Leaving out the pictures, transcribe all of the records faithfully.

********************

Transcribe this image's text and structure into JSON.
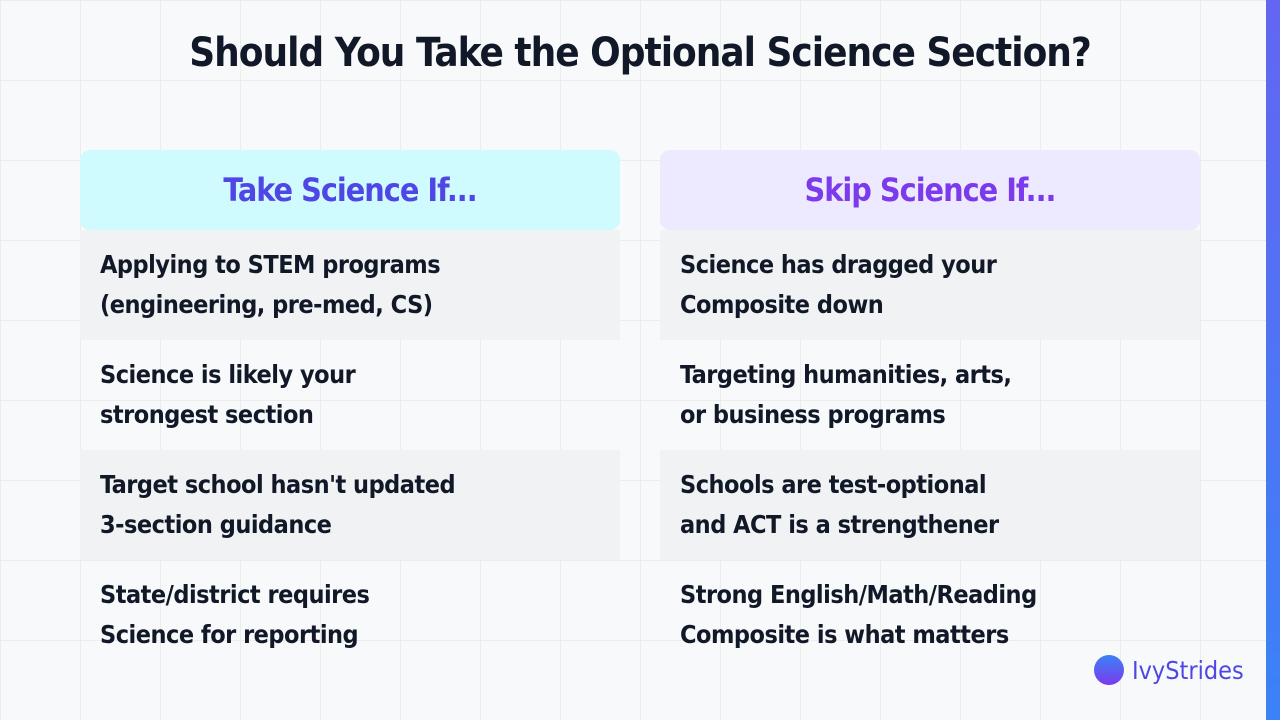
{
  "title": "Should You Take the Optional Science Section?",
  "columns": [
    {
      "heading": "Take Science If...",
      "items": [
        [
          "Applying to STEM programs",
          "(engineering, pre-med, CS)"
        ],
        [
          "Science is likely your",
          "strongest section"
        ],
        [
          "Target school hasn't updated",
          "3-section guidance"
        ],
        [
          "State/district requires",
          "Science for reporting"
        ]
      ]
    },
    {
      "heading": "Skip Science If...",
      "items": [
        [
          "Science has dragged your",
          "Composite down"
        ],
        [
          "Targeting humanities, arts,",
          "or business programs"
        ],
        [
          "Schools are test-optional",
          "and ACT is a strengthener"
        ],
        [
          "Strong English/Math/Reading",
          "Composite is what matters"
        ]
      ]
    }
  ],
  "brand": "IvyStrides"
}
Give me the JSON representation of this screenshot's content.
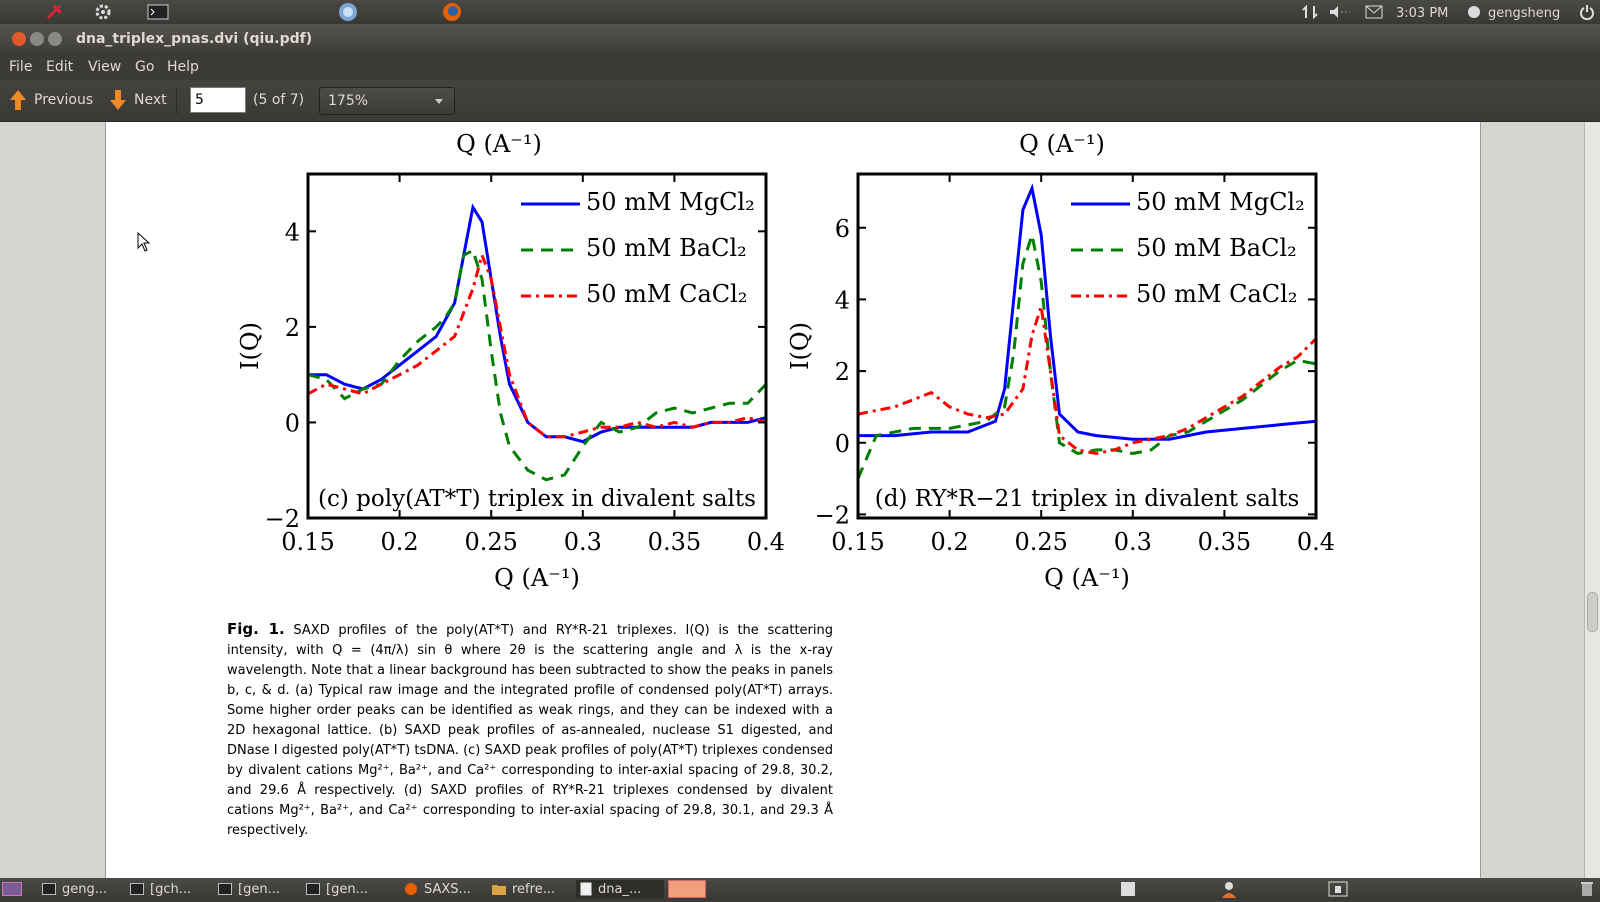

********************

● **PROBLEM SOLUTION**:
Transcribe this image's text and structure into JSON.
{
  "title": "Should You Take the Optional Science Section?",
  "columns": [
    {
      "heading": "Take Science If...",
      "items": [
        [
          "Applying to STEM programs",
          "(engineering, pre-med, CS)"
        ],
        [
          "Science is likely your",
          "strongest section"
        ],
        [
          "Target school hasn't updated",
          "3-section guidance"
        ],
        [
          "State/district requires",
          "Science for reporting"
        ]
      ]
    },
    {
      "heading": "Skip Science If...",
      "items": [
        [
          "Science has dragged your",
          "Composite down"
        ],
        [
          "Targeting humanities, arts,",
          "or business programs"
        ],
        [
          "Schools are test-optional",
          "and ACT is a strengthener"
        ],
        [
          "Strong English/Math/Reading",
          "Composite is what matters"
        ]
      ]
    }
  ],
  "brand": "IvyStrides"
}
Give me the JSON representation of this screenshot's content.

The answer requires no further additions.